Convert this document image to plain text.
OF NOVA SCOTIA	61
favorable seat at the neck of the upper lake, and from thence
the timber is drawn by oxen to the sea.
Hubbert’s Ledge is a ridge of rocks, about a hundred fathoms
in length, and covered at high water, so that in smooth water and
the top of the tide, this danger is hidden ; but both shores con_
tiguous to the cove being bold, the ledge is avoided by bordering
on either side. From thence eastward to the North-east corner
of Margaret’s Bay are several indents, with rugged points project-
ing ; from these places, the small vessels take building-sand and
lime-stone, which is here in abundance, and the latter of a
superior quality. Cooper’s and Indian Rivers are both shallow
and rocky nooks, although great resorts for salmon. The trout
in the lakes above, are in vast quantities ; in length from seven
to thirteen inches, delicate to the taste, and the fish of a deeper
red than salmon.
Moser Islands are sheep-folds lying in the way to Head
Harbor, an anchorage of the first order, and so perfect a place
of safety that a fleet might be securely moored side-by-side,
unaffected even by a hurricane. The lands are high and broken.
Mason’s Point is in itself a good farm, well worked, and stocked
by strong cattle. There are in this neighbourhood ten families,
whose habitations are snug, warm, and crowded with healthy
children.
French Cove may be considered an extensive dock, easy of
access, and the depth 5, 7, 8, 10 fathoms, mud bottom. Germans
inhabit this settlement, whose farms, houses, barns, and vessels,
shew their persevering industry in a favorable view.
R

#####

:: Aim of the task ::
In the records above, find each line holding "length" and copy it.

:: Exercise response ::
in length, and covered at high water, so that in smooth water and
in the lakes above, are in vast quantities ; in length from seven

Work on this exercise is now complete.